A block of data
──────
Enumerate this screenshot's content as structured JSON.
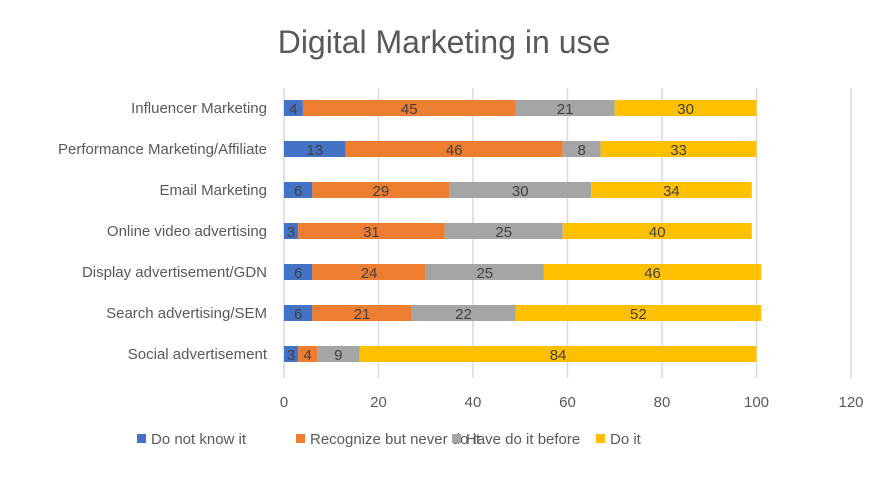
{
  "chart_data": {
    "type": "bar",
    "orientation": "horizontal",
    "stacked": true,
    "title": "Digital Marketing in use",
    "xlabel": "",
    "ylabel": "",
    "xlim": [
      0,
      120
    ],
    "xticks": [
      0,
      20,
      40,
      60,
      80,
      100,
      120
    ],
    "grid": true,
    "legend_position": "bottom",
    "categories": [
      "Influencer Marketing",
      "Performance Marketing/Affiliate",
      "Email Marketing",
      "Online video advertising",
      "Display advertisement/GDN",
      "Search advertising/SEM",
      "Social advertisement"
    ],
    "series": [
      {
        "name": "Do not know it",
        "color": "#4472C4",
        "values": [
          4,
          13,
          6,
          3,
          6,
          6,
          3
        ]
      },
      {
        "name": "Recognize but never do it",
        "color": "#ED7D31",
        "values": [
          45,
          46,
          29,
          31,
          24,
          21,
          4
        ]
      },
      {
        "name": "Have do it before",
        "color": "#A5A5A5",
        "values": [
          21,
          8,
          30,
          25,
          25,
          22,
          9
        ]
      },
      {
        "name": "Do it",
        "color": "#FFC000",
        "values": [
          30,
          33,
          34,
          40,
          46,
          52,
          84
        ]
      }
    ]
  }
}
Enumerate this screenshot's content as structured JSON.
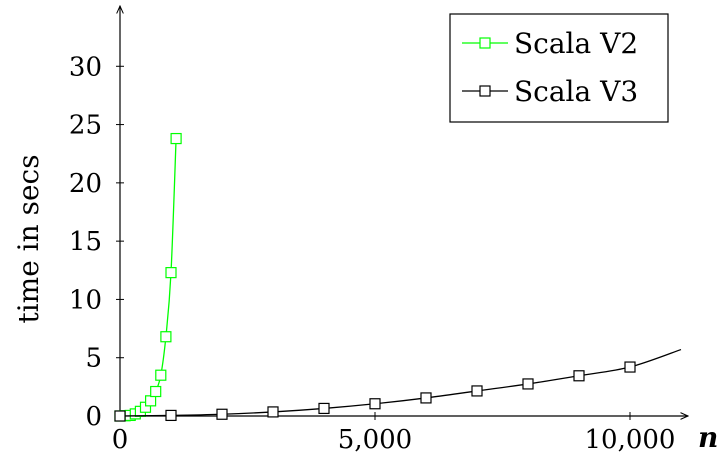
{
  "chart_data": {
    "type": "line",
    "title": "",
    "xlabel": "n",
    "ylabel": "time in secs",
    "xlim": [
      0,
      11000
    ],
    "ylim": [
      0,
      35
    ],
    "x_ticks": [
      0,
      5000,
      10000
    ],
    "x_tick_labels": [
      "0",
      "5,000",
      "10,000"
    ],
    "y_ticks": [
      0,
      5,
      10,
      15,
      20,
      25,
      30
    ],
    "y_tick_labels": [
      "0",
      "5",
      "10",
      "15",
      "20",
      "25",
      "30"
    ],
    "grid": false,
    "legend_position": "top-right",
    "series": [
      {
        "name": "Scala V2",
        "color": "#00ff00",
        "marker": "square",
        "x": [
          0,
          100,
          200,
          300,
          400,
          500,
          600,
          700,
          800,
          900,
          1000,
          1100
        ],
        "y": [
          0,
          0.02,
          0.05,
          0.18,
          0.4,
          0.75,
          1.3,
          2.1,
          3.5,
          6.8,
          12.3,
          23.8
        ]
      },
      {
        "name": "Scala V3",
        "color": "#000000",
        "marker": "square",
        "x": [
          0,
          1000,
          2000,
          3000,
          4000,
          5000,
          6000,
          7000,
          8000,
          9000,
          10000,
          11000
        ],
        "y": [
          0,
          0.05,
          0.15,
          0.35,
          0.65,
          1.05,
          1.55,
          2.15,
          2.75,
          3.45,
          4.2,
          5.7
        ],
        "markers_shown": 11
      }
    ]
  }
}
──────
» **What is being asked**:
Pictures in the records must not appear in the copy; transcribe everything else precisely.

» **Written answer**:
Enumerate this screenshot's content as structured JSON.
{
  "chart_data": {
    "type": "bar",
    "orientation": "horizontal",
    "stacked": true,
    "title": "Digital Marketing in use",
    "xlabel": "",
    "ylabel": "",
    "xlim": [
      0,
      120
    ],
    "xticks": [
      0,
      20,
      40,
      60,
      80,
      100,
      120
    ],
    "grid": true,
    "legend_position": "bottom",
    "categories": [
      "Influencer Marketing",
      "Performance Marketing/Affiliate",
      "Email Marketing",
      "Online video advertising",
      "Display advertisement/GDN",
      "Search advertising/SEM",
      "Social advertisement"
    ],
    "series": [
      {
        "name": "Do not know it",
        "color": "#4472C4",
        "values": [
          4,
          13,
          6,
          3,
          6,
          6,
          3
        ]
      },
      {
        "name": "Recognize but never do it",
        "color": "#ED7D31",
        "values": [
          45,
          46,
          29,
          31,
          24,
          21,
          4
        ]
      },
      {
        "name": "Have do it before",
        "color": "#A5A5A5",
        "values": [
          21,
          8,
          30,
          25,
          25,
          22,
          9
        ]
      },
      {
        "name": "Do it",
        "color": "#FFC000",
        "values": [
          30,
          33,
          34,
          40,
          46,
          52,
          84
        ]
      }
    ]
  }
}
Enumerate this screenshot's content as structured JSON.
{
  "chart_data": {
    "type": "line",
    "title": "",
    "xlabel": "n",
    "ylabel": "time in secs",
    "xlim": [
      0,
      11000
    ],
    "ylim": [
      0,
      35
    ],
    "x_ticks": [
      0,
      5000,
      10000
    ],
    "x_tick_labels": [
      "0",
      "5,000",
      "10,000"
    ],
    "y_ticks": [
      0,
      5,
      10,
      15,
      20,
      25,
      30
    ],
    "y_tick_labels": [
      "0",
      "5",
      "10",
      "15",
      "20",
      "25",
      "30"
    ],
    "grid": false,
    "legend_position": "top-right",
    "series": [
      {
        "name": "Scala V2",
        "color": "#00ff00",
        "marker": "square",
        "x": [
          0,
          100,
          200,
          300,
          400,
          500,
          600,
          700,
          800,
          900,
          1000,
          1100
        ],
        "y": [
          0,
          0.02,
          0.05,
          0.18,
          0.4,
          0.75,
          1.3,
          2.1,
          3.5,
          6.8,
          12.3,
          23.8
        ]
      },
      {
        "name": "Scala V3",
        "color": "#000000",
        "marker": "square",
        "x": [
          0,
          1000,
          2000,
          3000,
          4000,
          5000,
          6000,
          7000,
          8000,
          9000,
          10000,
          11000
        ],
        "y": [
          0,
          0.05,
          0.15,
          0.35,
          0.65,
          1.05,
          1.55,
          2.15,
          2.75,
          3.45,
          4.2,
          5.7
        ],
        "markers_shown": 11
      }
    ]
  }
}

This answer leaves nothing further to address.